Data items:
• • • • • • •

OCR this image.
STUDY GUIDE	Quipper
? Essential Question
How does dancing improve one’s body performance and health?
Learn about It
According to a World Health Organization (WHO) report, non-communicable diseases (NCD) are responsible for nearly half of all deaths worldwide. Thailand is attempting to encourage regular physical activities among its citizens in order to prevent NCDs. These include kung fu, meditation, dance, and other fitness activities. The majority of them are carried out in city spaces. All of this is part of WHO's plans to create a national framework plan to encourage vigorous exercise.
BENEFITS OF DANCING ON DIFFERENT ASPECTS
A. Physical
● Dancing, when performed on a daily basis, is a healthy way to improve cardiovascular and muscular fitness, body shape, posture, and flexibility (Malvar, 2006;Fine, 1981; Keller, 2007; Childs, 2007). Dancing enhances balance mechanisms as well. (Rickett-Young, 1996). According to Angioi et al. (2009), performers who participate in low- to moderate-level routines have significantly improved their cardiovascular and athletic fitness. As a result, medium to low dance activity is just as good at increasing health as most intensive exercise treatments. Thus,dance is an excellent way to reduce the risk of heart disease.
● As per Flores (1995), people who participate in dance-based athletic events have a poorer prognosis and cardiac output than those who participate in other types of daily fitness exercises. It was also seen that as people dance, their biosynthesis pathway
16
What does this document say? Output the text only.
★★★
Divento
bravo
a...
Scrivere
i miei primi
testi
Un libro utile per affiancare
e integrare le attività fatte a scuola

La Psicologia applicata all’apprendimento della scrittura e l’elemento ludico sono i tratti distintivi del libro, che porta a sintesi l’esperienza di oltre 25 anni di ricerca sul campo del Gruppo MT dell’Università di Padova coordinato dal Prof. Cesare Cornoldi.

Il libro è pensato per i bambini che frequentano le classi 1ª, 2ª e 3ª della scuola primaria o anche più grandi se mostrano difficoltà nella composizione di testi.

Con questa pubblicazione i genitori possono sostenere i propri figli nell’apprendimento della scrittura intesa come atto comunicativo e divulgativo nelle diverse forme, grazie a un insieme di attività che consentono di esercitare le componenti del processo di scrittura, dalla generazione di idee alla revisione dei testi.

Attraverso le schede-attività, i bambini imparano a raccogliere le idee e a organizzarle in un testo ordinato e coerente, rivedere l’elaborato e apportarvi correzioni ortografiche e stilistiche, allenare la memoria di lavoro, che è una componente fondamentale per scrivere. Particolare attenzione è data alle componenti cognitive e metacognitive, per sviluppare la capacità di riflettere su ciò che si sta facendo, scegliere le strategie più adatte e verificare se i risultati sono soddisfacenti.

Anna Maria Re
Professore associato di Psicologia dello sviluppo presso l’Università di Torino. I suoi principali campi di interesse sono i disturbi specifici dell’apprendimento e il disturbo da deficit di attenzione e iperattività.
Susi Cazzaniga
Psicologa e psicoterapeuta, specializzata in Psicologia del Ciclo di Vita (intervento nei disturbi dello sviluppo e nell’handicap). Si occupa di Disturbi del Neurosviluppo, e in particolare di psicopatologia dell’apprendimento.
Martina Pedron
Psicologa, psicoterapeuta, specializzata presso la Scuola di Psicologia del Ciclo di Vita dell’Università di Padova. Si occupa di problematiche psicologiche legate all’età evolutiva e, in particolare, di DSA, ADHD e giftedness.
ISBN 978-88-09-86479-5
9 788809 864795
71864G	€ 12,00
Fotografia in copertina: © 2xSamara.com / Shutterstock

• • • • • • •

TASK OBJECTIVE: Lines containing the word "presso" are to be tallied; report only the total.

FULL RESPONSE: 2